→ Written problem: Work out the number of lines with the word "meiner" in the material below, then reply with that number only.
((
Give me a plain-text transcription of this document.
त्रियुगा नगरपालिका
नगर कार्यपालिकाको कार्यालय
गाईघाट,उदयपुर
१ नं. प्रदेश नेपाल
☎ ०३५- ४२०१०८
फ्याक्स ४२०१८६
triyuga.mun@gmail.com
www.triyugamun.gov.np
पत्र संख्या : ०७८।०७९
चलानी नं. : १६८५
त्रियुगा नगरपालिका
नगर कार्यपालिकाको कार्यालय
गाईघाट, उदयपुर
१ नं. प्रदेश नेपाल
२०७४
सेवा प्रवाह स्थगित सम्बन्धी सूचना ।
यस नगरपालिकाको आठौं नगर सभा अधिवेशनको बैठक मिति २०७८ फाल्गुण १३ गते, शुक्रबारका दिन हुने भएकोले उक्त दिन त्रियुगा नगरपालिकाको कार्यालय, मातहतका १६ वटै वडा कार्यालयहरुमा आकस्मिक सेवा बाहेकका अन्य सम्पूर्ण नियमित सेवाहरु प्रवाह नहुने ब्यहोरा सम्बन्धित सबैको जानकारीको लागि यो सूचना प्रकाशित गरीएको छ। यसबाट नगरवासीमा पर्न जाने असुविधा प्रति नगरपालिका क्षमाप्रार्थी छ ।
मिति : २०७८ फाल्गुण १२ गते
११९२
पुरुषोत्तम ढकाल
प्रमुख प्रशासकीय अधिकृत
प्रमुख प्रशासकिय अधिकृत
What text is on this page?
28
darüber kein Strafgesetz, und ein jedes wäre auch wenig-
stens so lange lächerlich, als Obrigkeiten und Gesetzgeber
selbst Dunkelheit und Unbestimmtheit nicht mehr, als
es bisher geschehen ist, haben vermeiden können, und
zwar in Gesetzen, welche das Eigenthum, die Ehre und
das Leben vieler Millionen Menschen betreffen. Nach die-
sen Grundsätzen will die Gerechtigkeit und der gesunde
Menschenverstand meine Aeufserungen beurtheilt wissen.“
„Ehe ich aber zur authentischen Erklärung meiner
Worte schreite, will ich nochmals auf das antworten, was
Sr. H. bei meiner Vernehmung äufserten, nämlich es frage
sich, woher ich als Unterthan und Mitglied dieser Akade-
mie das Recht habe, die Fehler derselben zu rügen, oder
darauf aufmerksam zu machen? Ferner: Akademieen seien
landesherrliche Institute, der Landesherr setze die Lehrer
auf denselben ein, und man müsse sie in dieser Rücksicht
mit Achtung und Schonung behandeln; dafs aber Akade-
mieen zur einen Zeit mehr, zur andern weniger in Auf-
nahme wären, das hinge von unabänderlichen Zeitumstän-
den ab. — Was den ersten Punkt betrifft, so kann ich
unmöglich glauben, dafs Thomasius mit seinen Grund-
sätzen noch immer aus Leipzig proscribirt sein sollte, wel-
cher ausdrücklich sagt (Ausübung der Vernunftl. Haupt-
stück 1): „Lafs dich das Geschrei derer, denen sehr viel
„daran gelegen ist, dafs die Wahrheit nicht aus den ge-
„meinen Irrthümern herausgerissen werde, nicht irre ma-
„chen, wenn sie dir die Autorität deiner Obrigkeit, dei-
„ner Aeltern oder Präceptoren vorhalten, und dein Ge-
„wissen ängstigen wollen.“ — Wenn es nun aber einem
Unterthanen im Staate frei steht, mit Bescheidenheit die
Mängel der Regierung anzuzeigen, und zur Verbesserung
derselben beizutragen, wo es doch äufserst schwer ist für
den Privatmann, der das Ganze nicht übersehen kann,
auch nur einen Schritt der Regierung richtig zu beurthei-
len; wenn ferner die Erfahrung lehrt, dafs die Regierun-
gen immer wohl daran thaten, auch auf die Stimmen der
))
((
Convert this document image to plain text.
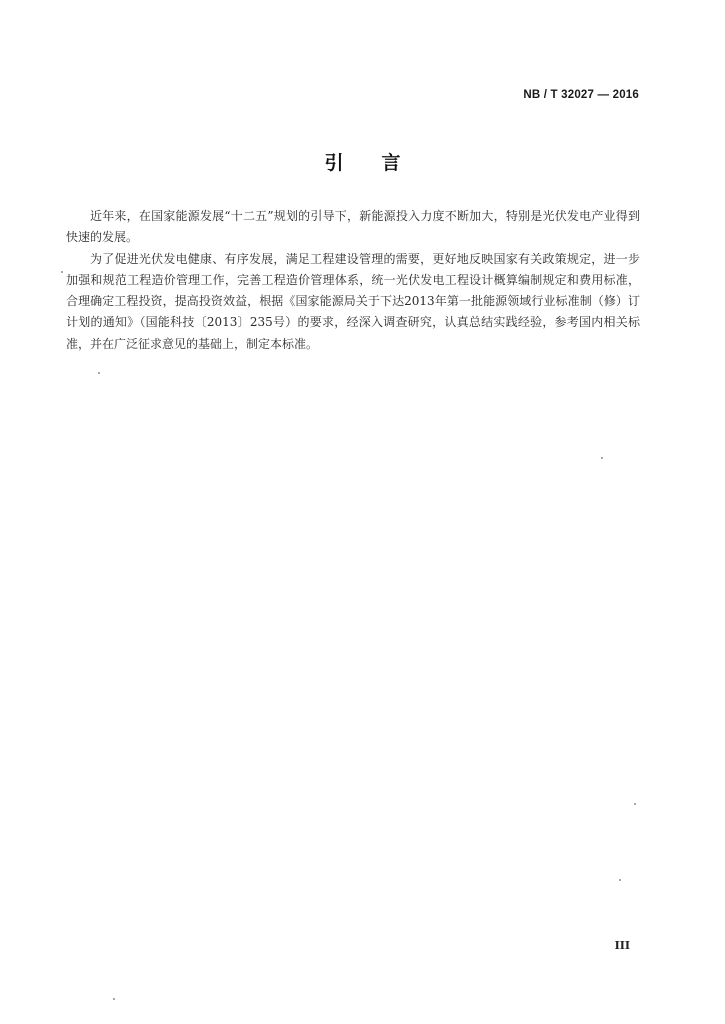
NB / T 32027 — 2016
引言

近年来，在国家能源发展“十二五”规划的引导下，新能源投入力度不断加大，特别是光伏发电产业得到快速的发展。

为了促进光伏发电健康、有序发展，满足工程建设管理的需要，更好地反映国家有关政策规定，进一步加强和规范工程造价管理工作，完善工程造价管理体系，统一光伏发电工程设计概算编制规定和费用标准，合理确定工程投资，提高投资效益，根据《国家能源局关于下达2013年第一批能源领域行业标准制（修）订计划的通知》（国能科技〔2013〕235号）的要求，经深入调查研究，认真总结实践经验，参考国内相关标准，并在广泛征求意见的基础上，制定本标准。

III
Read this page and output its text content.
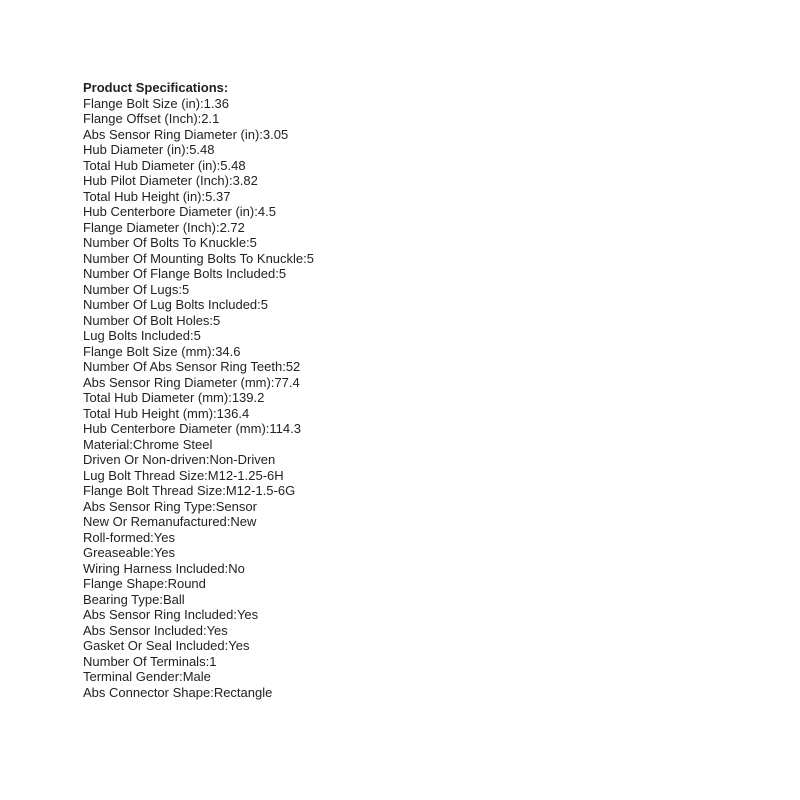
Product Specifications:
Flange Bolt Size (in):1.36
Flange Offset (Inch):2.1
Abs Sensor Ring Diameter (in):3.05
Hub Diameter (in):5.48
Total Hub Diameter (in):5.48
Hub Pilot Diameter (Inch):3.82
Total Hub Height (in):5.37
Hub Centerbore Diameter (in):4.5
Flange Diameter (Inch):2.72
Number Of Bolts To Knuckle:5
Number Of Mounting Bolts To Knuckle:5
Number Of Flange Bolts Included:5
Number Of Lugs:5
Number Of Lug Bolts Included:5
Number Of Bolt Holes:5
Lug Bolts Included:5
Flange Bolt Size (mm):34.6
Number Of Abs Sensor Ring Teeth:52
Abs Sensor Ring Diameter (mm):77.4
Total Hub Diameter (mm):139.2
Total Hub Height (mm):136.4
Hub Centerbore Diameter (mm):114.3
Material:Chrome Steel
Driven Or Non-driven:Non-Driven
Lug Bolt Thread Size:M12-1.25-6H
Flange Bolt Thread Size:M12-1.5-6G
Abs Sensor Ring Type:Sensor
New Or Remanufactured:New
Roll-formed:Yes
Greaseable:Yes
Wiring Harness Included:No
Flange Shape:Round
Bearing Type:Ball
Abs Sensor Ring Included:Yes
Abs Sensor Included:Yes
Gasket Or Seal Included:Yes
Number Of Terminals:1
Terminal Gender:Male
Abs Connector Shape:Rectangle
))
→ Completed exercise: 2